▶ [Collected data]
----
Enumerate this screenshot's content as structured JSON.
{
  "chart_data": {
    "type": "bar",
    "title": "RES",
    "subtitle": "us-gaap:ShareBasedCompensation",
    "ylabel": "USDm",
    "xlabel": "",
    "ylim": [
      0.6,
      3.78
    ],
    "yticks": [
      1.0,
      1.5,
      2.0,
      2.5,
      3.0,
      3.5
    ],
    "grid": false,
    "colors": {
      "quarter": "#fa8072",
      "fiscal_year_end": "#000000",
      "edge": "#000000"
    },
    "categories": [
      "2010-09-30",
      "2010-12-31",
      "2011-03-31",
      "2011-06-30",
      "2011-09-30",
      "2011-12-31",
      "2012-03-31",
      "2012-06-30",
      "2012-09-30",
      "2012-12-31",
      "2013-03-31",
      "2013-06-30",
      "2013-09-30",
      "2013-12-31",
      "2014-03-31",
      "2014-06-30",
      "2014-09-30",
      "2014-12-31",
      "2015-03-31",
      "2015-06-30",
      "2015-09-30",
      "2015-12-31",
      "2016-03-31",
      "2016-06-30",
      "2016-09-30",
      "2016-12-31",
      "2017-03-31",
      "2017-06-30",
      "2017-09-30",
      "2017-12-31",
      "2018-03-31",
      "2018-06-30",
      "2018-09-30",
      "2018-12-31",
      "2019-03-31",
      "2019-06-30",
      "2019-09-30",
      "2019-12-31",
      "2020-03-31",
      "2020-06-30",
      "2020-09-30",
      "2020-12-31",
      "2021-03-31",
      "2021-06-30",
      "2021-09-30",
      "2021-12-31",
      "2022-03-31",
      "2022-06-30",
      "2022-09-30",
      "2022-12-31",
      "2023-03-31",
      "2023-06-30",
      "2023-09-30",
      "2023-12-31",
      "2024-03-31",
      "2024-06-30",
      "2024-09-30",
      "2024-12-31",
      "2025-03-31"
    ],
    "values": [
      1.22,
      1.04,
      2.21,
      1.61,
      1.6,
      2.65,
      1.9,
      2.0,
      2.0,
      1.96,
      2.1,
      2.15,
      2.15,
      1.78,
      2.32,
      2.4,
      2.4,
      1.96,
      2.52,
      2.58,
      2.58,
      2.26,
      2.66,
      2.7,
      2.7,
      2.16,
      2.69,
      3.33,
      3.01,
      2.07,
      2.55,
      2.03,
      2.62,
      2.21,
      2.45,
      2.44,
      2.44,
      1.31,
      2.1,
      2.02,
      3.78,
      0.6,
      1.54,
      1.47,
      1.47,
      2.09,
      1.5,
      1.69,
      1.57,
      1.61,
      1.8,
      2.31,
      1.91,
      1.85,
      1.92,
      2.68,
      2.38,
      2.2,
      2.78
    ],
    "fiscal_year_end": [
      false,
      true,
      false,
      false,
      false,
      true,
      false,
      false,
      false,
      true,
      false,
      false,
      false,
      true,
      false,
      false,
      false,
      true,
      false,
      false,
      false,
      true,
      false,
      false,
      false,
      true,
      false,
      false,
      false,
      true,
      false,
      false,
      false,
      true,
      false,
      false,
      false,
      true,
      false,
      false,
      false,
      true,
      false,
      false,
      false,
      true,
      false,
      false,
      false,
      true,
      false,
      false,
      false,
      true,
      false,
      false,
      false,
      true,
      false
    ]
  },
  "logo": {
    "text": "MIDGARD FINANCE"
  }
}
----
▶ [WHAT IS NEEDED] Extract the data in full. Keep it word for word.

▶ [WRITTEN SOLUTION]
Enumerate this screenshot's content as structured JSON.
{
  "chart_data": {
    "type": "bar",
    "title": "RES",
    "subtitle": "us-gaap:ShareBasedCompensation",
    "ylabel": "USDm",
    "xlabel": "",
    "ylim": [
      0.6,
      3.78
    ],
    "yticks": [
      1.0,
      1.5,
      2.0,
      2.5,
      3.0,
      3.5
    ],
    "grid": false,
    "colors": {
      "quarter": "#fa8072",
      "fiscal_year_end": "#000000",
      "edge": "#000000"
    },
    "categories": [
      "2010-09-30",
      "2010-12-31",
      "2011-03-31",
      "2011-06-30",
      "2011-09-30",
      "2011-12-31",
      "2012-03-31",
      "2012-06-30",
      "2012-09-30",
      "2012-12-31",
      "2013-03-31",
      "2013-06-30",
      "2013-09-30",
      "2013-12-31",
      "2014-03-31",
      "2014-06-30",
      "2014-09-30",
      "2014-12-31",
      "2015-03-31",
      "2015-06-30",
      "2015-09-30",
      "2015-12-31",
      "2016-03-31",
      "2016-06-30",
      "2016-09-30",
      "2016-12-31",
      "2017-03-31",
      "2017-06-30",
      "2017-09-30",
      "2017-12-31",
      "2018-03-31",
      "2018-06-30",
      "2018-09-30",
      "2018-12-31",
      "2019-03-31",
      "2019-06-30",
      "2019-09-30",
      "2019-12-31",
      "2020-03-31",
      "2020-06-30",
      "2020-09-30",
      "2020-12-31",
      "2021-03-31",
      "2021-06-30",
      "2021-09-30",
      "2021-12-31",
      "2022-03-31",
      "2022-06-30",
      "2022-09-30",
      "2022-12-31",
      "2023-03-31",
      "2023-06-30",
      "2023-09-30",
      "2023-12-31",
      "2024-03-31",
      "2024-06-30",
      "2024-09-30",
      "2024-12-31",
      "2025-03-31"
    ],
    "values": [
      1.22,
      1.04,
      2.21,
      1.61,
      1.6,
      2.65,
      1.9,
      2.0,
      2.0,
      1.96,
      2.1,
      2.15,
      2.15,
      1.78,
      2.32,
      2.4,
      2.4,
      1.96,
      2.52,
      2.58,
      2.58,
      2.26,
      2.66,
      2.7,
      2.7,
      2.16,
      2.69,
      3.33,
      3.01,
      2.07,
      2.55,
      2.03,
      2.62,
      2.21,
      2.45,
      2.44,
      2.44,
      1.31,
      2.1,
      2.02,
      3.78,
      0.6,
      1.54,
      1.47,
      1.47,
      2.09,
      1.5,
      1.69,
      1.57,
      1.61,
      1.8,
      2.31,
      1.91,
      1.85,
      1.92,
      2.68,
      2.38,
      2.2,
      2.78
    ],
    "fiscal_year_end": [
      false,
      true,
      false,
      false,
      false,
      true,
      false,
      false,
      false,
      true,
      false,
      false,
      false,
      true,
      false,
      false,
      false,
      true,
      false,
      false,
      false,
      true,
      false,
      false,
      false,
      true,
      false,
      false,
      false,
      true,
      false,
      false,
      false,
      true,
      false,
      false,
      false,
      true,
      false,
      false,
      false,
      true,
      false,
      false,
      false,
      true,
      false,
      false,
      false,
      true,
      false,
      false,
      false,
      true,
      false,
      false,
      false,
      true,
      false
    ]
  },
  "logo": {
    "text": "MIDGARD FINANCE"
  }
}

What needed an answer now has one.